From the entries below, list each line with "Siswa".

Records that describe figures
- - - - - - -

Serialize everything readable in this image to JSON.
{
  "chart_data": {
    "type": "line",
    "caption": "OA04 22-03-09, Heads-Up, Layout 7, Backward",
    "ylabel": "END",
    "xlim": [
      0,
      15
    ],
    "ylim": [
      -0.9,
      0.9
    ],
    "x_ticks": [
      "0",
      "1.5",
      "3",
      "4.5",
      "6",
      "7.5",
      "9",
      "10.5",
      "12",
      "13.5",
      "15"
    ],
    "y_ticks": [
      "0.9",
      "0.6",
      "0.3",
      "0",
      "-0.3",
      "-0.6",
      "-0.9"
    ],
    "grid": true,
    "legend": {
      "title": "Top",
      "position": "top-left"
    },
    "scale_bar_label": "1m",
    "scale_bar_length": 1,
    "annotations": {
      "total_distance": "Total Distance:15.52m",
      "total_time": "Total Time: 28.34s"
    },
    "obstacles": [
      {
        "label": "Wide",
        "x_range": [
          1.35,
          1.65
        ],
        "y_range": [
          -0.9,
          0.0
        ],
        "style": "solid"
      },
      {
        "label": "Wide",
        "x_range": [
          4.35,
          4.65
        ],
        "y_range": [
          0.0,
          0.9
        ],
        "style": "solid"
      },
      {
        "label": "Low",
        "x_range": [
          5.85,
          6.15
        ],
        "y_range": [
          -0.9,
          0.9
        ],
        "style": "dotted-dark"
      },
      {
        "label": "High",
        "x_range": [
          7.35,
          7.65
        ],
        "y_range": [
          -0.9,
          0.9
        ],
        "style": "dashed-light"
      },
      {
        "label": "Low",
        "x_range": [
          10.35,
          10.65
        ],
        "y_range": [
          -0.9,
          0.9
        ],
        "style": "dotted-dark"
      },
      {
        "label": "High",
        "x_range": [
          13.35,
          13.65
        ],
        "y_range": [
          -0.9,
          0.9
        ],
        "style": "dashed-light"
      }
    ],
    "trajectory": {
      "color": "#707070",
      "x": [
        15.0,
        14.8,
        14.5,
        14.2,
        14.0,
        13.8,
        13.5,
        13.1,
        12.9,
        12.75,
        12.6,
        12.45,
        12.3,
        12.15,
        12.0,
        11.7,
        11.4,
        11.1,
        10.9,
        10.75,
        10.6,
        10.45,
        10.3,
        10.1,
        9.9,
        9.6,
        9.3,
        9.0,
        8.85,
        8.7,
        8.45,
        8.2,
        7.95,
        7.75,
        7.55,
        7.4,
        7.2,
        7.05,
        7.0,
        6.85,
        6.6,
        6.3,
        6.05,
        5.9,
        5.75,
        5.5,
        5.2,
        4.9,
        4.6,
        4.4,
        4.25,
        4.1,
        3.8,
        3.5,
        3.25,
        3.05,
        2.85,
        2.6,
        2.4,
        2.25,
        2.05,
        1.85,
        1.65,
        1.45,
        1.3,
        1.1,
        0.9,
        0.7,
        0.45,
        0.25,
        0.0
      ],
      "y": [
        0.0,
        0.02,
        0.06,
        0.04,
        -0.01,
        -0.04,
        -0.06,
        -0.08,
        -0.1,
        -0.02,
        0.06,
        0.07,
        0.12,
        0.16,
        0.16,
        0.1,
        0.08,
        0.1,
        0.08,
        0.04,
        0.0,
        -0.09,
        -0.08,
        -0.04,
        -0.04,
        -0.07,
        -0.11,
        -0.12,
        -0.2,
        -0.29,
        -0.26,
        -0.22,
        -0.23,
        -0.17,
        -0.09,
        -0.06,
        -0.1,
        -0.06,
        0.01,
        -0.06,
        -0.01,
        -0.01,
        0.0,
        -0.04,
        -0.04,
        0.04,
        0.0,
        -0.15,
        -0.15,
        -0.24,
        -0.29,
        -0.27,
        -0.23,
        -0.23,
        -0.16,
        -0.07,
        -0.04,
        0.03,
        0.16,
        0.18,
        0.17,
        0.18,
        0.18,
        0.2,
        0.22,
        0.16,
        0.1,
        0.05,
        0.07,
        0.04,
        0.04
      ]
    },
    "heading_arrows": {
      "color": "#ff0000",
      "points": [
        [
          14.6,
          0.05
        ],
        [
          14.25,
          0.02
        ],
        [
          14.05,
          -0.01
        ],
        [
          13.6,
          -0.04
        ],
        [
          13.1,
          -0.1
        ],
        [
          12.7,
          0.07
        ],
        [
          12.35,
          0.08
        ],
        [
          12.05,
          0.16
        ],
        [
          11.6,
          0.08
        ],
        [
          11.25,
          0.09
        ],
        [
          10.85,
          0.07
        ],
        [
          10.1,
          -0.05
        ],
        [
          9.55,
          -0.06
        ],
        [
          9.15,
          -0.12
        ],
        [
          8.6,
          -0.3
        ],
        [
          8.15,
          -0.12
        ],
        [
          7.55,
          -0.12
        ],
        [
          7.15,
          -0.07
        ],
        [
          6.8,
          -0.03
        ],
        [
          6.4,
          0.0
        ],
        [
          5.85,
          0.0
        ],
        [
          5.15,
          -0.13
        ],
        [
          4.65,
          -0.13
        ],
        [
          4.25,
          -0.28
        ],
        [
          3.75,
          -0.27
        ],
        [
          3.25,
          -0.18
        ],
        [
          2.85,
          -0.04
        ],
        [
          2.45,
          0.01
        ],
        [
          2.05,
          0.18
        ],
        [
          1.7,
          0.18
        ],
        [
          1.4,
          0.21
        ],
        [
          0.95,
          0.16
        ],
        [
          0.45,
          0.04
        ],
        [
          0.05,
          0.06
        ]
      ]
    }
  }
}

- - - - - - -

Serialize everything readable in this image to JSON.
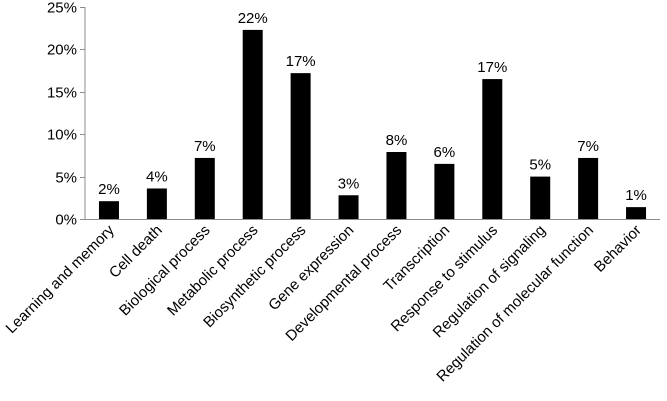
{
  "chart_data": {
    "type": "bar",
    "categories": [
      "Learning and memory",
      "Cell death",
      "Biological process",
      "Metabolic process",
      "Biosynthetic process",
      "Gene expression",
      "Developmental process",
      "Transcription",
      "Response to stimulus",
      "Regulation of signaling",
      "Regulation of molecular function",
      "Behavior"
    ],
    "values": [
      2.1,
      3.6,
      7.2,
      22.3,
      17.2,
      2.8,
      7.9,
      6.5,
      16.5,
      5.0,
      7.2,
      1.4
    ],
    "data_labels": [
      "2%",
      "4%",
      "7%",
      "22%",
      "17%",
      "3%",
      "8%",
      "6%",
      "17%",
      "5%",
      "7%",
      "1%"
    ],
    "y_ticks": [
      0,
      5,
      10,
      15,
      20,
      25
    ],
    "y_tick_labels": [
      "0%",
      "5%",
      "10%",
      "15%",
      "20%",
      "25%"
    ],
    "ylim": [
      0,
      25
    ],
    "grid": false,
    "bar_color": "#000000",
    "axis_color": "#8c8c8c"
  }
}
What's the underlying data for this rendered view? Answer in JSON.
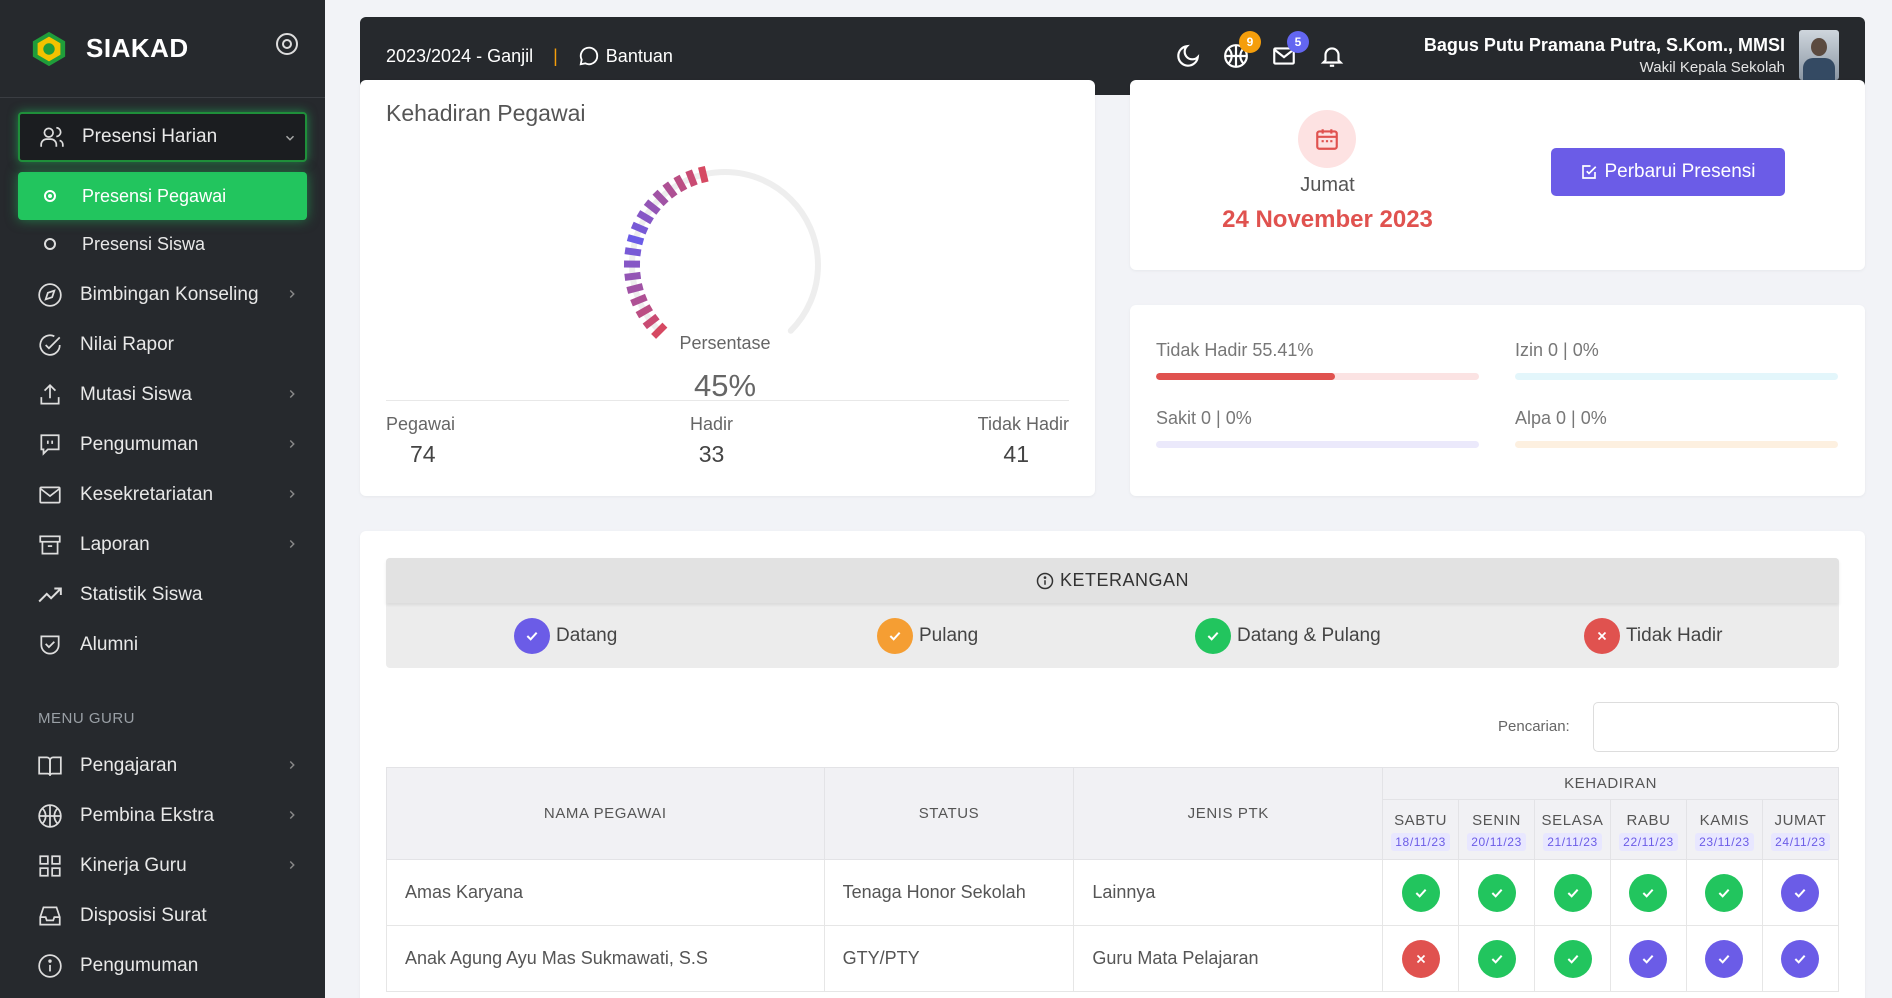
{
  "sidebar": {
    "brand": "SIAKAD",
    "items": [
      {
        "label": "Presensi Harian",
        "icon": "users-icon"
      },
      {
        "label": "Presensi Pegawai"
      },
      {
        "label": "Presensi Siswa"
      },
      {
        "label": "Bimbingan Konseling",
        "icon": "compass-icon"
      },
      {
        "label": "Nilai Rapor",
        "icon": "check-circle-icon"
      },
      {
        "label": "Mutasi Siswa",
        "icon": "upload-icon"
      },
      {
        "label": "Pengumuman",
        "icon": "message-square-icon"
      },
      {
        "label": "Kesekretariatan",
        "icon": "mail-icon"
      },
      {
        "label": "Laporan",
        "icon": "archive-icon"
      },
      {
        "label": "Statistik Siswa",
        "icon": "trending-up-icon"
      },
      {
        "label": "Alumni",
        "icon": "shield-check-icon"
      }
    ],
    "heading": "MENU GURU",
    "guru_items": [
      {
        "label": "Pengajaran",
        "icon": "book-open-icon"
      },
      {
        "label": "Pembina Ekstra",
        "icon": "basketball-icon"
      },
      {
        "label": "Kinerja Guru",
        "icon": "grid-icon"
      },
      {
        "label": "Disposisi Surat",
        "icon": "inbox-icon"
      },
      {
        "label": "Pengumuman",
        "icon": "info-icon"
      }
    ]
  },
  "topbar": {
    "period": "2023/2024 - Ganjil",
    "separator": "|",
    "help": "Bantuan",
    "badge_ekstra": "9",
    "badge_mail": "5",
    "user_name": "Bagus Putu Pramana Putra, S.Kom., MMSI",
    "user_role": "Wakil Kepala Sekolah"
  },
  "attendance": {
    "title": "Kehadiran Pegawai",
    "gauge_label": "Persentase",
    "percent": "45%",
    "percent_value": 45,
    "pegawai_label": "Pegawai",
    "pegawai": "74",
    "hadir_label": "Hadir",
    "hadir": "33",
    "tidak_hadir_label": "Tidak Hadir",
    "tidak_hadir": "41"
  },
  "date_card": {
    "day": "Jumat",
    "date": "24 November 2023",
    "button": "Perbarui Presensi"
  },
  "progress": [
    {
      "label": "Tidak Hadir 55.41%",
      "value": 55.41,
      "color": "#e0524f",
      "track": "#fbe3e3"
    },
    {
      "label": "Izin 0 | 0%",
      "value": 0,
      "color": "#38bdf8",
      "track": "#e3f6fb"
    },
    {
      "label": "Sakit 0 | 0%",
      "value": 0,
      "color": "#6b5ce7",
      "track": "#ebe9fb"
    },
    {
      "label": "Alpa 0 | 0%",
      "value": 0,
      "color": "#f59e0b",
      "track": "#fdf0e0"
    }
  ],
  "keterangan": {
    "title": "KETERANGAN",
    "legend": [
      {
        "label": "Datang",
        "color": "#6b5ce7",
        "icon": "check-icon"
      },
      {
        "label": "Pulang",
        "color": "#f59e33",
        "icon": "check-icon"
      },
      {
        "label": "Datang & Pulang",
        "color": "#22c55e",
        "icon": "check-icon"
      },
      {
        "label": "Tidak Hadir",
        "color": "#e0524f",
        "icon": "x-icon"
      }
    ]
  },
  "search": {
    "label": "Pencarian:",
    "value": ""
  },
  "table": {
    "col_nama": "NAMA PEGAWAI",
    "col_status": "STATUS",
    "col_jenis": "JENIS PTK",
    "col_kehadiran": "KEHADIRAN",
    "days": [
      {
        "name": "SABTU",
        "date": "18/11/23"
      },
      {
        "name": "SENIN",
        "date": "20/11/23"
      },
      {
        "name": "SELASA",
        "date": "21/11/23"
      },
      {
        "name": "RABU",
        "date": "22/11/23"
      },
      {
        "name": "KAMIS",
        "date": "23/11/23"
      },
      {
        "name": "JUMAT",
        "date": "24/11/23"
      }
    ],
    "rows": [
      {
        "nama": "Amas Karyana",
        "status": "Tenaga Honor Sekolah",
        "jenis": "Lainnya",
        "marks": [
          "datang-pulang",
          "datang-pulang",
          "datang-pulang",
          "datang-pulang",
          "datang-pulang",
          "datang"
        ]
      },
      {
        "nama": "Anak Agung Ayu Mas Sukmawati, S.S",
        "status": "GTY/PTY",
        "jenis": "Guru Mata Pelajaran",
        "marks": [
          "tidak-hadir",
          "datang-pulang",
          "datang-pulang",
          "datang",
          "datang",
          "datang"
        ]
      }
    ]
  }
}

- - - - - - -

» **Result**:
        "label": "Presensi Siswa"
        "label": "Mutasi Siswa",
        "label": "Statistik Siswa",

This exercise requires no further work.